== Provided records

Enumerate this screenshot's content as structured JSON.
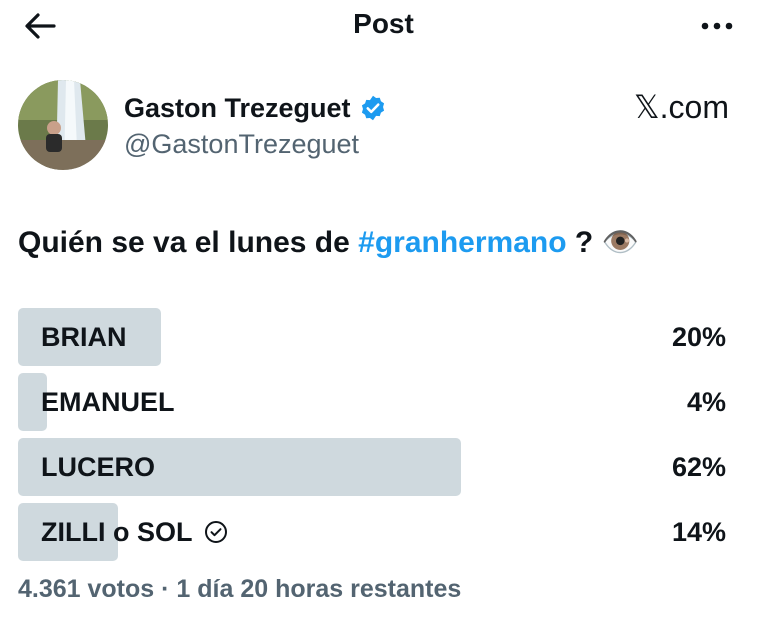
{
  "header": {
    "title": "Post",
    "back_icon": "arrow-left-icon",
    "more_icon": "more-horizontal-icon"
  },
  "author": {
    "display_name": "Gaston Trezeguet",
    "handle": "@GastonTrezeguet",
    "verified": true,
    "verified_color": "#1d9bf0"
  },
  "source": "𝕏.com",
  "post": {
    "text_before": "Quién se va el lunes de ",
    "hashtag": "#granhermano",
    "text_after": " ? 👁️"
  },
  "poll": {
    "bar_color": "#cfd9de",
    "options": [
      {
        "label": "BRIAN",
        "percent": "20%",
        "fraction": 0.2,
        "selected": false
      },
      {
        "label": "EMANUEL",
        "percent": "4%",
        "fraction": 0.04,
        "selected": false
      },
      {
        "label": "LUCERO",
        "percent": "62%",
        "fraction": 0.62,
        "selected": false
      },
      {
        "label": "ZILLI o SOL",
        "percent": "14%",
        "fraction": 0.14,
        "selected": true
      }
    ],
    "footer": "4.361 votos · 1 día 20 horas restantes"
  }
}
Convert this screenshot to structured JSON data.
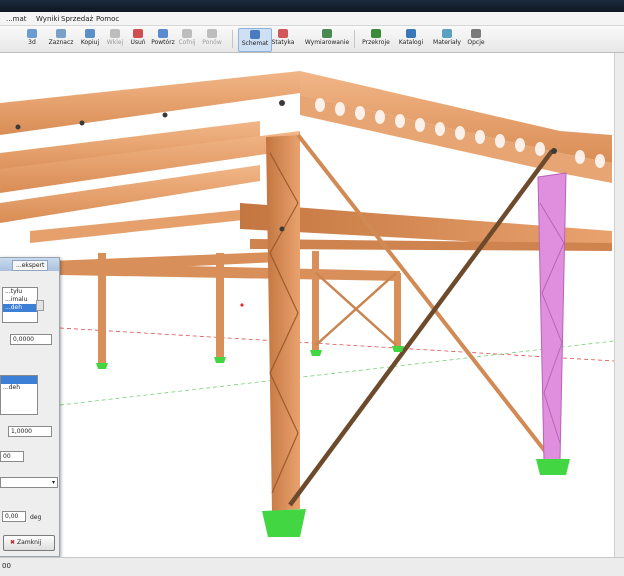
{
  "menu": {
    "items": [
      "...mat",
      "Wyniki",
      "Sprzedaż",
      "Pomoc"
    ]
  },
  "toolbar": {
    "items": [
      {
        "label": "3d",
        "name": "view-3d-button",
        "enabled": true,
        "selected": false
      },
      {
        "label": "Zaznacz",
        "name": "select-button",
        "enabled": true,
        "selected": false
      },
      {
        "label": "Kopiuj",
        "name": "copy-button",
        "enabled": true,
        "selected": false
      },
      {
        "label": "Wklej",
        "name": "paste-button",
        "enabled": false,
        "selected": false
      },
      {
        "label": "Usuń",
        "name": "delete-button",
        "enabled": true,
        "selected": false
      },
      {
        "label": "Powtórz",
        "name": "repeat-button",
        "enabled": true,
        "selected": false
      },
      {
        "label": "Cofnij",
        "name": "undo-button",
        "enabled": false,
        "selected": false
      },
      {
        "label": "Ponów",
        "name": "redo-button",
        "enabled": false,
        "selected": false
      },
      {
        "label": "Schemat",
        "name": "schema-button",
        "enabled": true,
        "selected": true
      },
      {
        "label": "Statyka",
        "name": "statics-button",
        "enabled": true,
        "selected": false
      },
      {
        "label": "Wymiarowanie",
        "name": "sizing-button",
        "enabled": true,
        "selected": false
      },
      {
        "label": "Przekroje",
        "name": "sections-button",
        "enabled": true,
        "selected": false
      },
      {
        "label": "Katalogi",
        "name": "catalogs-button",
        "enabled": true,
        "selected": false
      },
      {
        "label": "Materiały",
        "name": "materials-button",
        "enabled": true,
        "selected": false
      },
      {
        "label": "Opcje",
        "name": "options-button",
        "enabled": true,
        "selected": false
      }
    ]
  },
  "panel": {
    "tab": "...ekspert",
    "list1": [
      "...tyłu",
      "...imalu",
      "...deh"
    ],
    "value1": "0,0000",
    "list2": [
      "",
      "...deh"
    ],
    "value2": "1,0000",
    "value3": "00",
    "angle_value": "0,00",
    "angle_unit": "deg",
    "close_label": "Zamknij"
  },
  "status": {
    "text": "00"
  },
  "colors": {
    "beam": "#e7a06c",
    "beam_dark": "#b86c3c",
    "support": "#43d643",
    "highlight_column": "#e08fdf",
    "brace": "#6e4a2c"
  }
}
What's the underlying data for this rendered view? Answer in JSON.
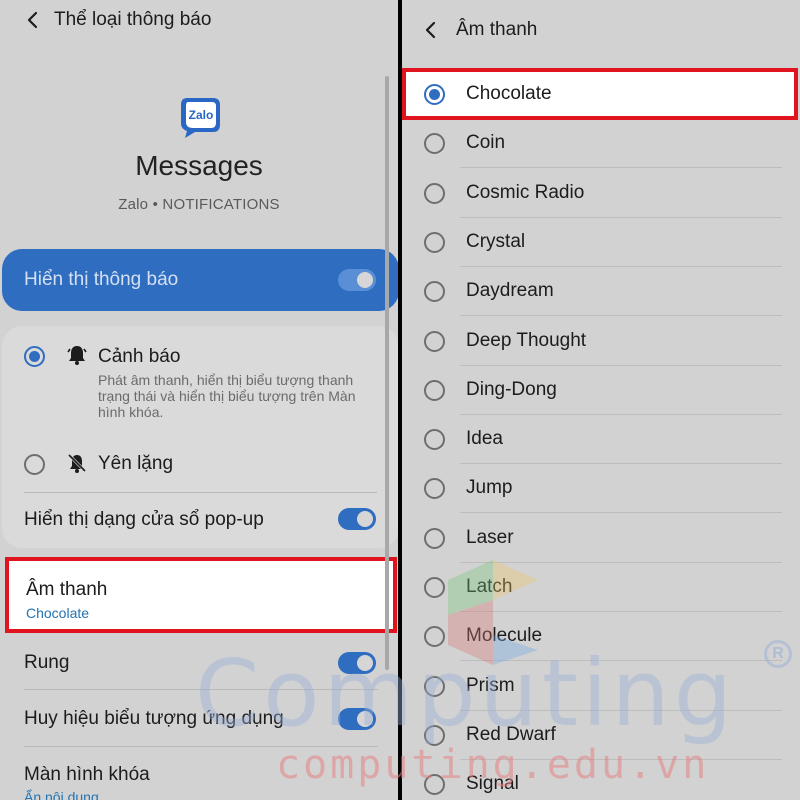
{
  "left": {
    "header": {
      "title": "Thể loại thông báo"
    },
    "app": {
      "logo_text": "Zalo",
      "name": "Messages",
      "subtitle": "Zalo • NOTIFICATIONS"
    },
    "show_notifications": {
      "label": "Hiển thị thông báo",
      "on": true
    },
    "alert_options": [
      {
        "title": "Cảnh báo",
        "desc": "Phát âm thanh, hiển thị biểu tượng thanh trạng thái và hiển thị biểu tượng trên Màn hình khóa.",
        "selected": true,
        "icon": "bell-icon"
      },
      {
        "title": "Yên lặng",
        "selected": false,
        "icon": "bell-off-icon"
      }
    ],
    "popup": {
      "label": "Hiển thị dạng cửa sổ pop-up",
      "on": true
    },
    "sound": {
      "label": "Âm thanh",
      "value": "Chocolate"
    },
    "vibrate": {
      "label": "Rung",
      "on": true
    },
    "badge": {
      "label": "Huy hiệu biểu tượng ứng dụng",
      "on": true
    },
    "lock_screen": {
      "label": "Màn hình khóa",
      "value": "Ẩn nội dung"
    }
  },
  "right": {
    "header": {
      "title": "Âm thanh"
    },
    "selected": "Chocolate",
    "sounds": [
      "Chocolate",
      "Coin",
      "Cosmic Radio",
      "Crystal",
      "Daydream",
      "Deep Thought",
      "Ding-Dong",
      "Idea",
      "Jump",
      "Laser",
      "Latch",
      "Molecule",
      "Prism",
      "Red Dwarf",
      "Signal"
    ]
  },
  "watermark": {
    "main": "Computing",
    "sub": "computing.edu.vn",
    "reg": "R"
  },
  "colors": {
    "accent": "#2f6dc0",
    "highlight": "#e0141e",
    "link": "#2474b0",
    "background": "#d2d2d2"
  }
}
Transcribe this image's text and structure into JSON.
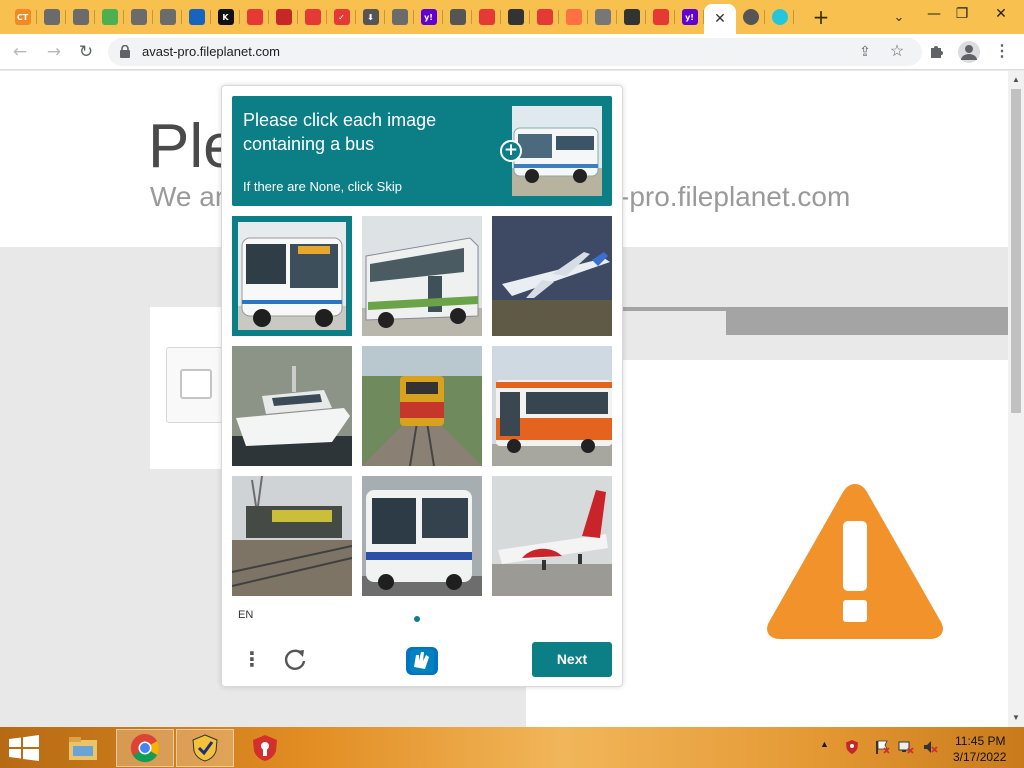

====

Leaving out the pictures, repeat the data above exactly.

### Answer below
Enumerate this screenshot's content as structured JSON.
{
  "header": {
    "title": "Post",
    "back_icon": "arrow-left-icon",
    "more_icon": "more-horizontal-icon"
  },
  "author": {
    "display_name": "Gaston Trezeguet",
    "handle": "@GastonTrezeguet",
    "verified": true,
    "verified_color": "#1d9bf0"
  },
  "source": "𝕏.com",
  "post": {
    "text_before": "Quién se va el lunes de ",
    "hashtag": "#granhermano",
    "text_after": " ? 👁️"
  },
  "poll": {
    "bar_color": "#cfd9de",
    "options": [
      {
        "label": "BRIAN",
        "percent": "20%",
        "fraction": 0.2,
        "selected": false
      },
      {
        "label": "EMANUEL",
        "percent": "4%",
        "fraction": 0.04,
        "selected": false
      },
      {
        "label": "LUCERO",
        "percent": "62%",
        "fraction": 0.62,
        "selected": false
      },
      {
        "label": "ZILLI o SOL",
        "percent": "14%",
        "fraction": 0.14,
        "selected": true
      }
    ],
    "footer": "4.361 votos · 1 día 20 horas restantes"
  }
}
Convert this screenshot to structured JSON data.
{
  "menu": {
    "items": [
      "...mat",
      "Wyniki",
      "Sprzedaż",
      "Pomoc"
    ]
  },
  "toolbar": {
    "items": [
      {
        "label": "3d",
        "name": "view-3d-button",
        "enabled": true,
        "selected": false
      },
      {
        "label": "Zaznacz",
        "name": "select-button",
        "enabled": true,
        "selected": false
      },
      {
        "label": "Kopiuj",
        "name": "copy-button",
        "enabled": true,
        "selected": false
      },
      {
        "label": "Wklej",
        "name": "paste-button",
        "enabled": false,
        "selected": false
      },
      {
        "label": "Usuń",
        "name": "delete-button",
        "enabled": true,
        "selected": false
      },
      {
        "label": "Powtórz",
        "name": "repeat-button",
        "enabled": true,
        "selected": false
      },
      {
        "label": "Cofnij",
        "name": "undo-button",
        "enabled": false,
        "selected": false
      },
      {
        "label": "Ponów",
        "name": "redo-button",
        "enabled": false,
        "selected": false
      },
      {
        "label": "Schemat",
        "name": "schema-button",
        "enabled": true,
        "selected": true
      },
      {
        "label": "Statyka",
        "name": "statics-button",
        "enabled": true,
        "selected": false
      },
      {
        "label": "Wymiarowanie",
        "name": "sizing-button",
        "enabled": true,
        "selected": false
      },
      {
        "label": "Przekroje",
        "name": "sections-button",
        "enabled": true,
        "selected": false
      },
      {
        "label": "Katalogi",
        "name": "catalogs-button",
        "enabled": true,
        "selected": false
      },
      {
        "label": "Materiały",
        "name": "materials-button",
        "enabled": true,
        "selected": false
      },
      {
        "label": "Opcje",
        "name": "options-button",
        "enabled": true,
        "selected": false
      }
    ]
  },
  "panel": {
    "tab": "...ekspert",
    "list1": [
      "...tyłu",
      "...imalu",
      "...deh"
    ],
    "value1": "0,0000",
    "list2": [
      "",
      "...deh"
    ],
    "value2": "1,0000",
    "value3": "00",
    "angle_value": "0,00",
    "angle_unit": "deg",
    "close_label": "Zamknij"
  },
  "status": {
    "text": "00"
  },
  "colors": {
    "beam": "#e7a06c",
    "beam_dark": "#b86c3c",
    "support": "#43d643",
    "highlight_column": "#e08fdf",
    "brace": "#6e4a2c"
  }
}
What's the underlying data for this rendered view? Answer in JSON.
{
  "left": {
    "header": {
      "title": "Thể loại thông báo"
    },
    "app": {
      "logo_text": "Zalo",
      "name": "Messages",
      "subtitle": "Zalo • NOTIFICATIONS"
    },
    "show_notifications": {
      "label": "Hiển thị thông báo",
      "on": true
    },
    "alert_options": [
      {
        "title": "Cảnh báo",
        "desc": "Phát âm thanh, hiển thị biểu tượng thanh trạng thái và hiển thị biểu tượng trên Màn hình khóa.",
        "selected": true,
        "icon": "bell-icon"
      },
      {
        "title": "Yên lặng",
        "selected": false,
        "icon": "bell-off-icon"
      }
    ],
    "popup": {
      "label": "Hiển thị dạng cửa sổ pop-up",
      "on": true
    },
    "sound": {
      "label": "Âm thanh",
      "value": "Chocolate"
    },
    "vibrate": {
      "label": "Rung",
      "on": true
    },
    "badge": {
      "label": "Huy hiệu biểu tượng ứng dụng",
      "on": true
    },
    "lock_screen": {
      "label": "Màn hình khóa",
      "value": "Ẩn nội dung"
    }
  },
  "right": {
    "header": {
      "title": "Âm thanh"
    },
    "selected": "Chocolate",
    "sounds": [
      "Chocolate",
      "Coin",
      "Cosmic Radio",
      "Crystal",
      "Daydream",
      "Deep Thought",
      "Ding-Dong",
      "Idea",
      "Jump",
      "Laser",
      "Latch",
      "Molecule",
      "Prism",
      "Red Dwarf",
      "Signal"
    ]
  },
  "watermark": {
    "main": "Computing",
    "sub": "computing.edu.vn",
    "reg": "R"
  },
  "colors": {
    "accent": "#2f6dc0",
    "highlight": "#e0141e",
    "link": "#2474b0",
    "background": "#d2d2d2"
  }
}
Transcribe this image's text and structure into JSON.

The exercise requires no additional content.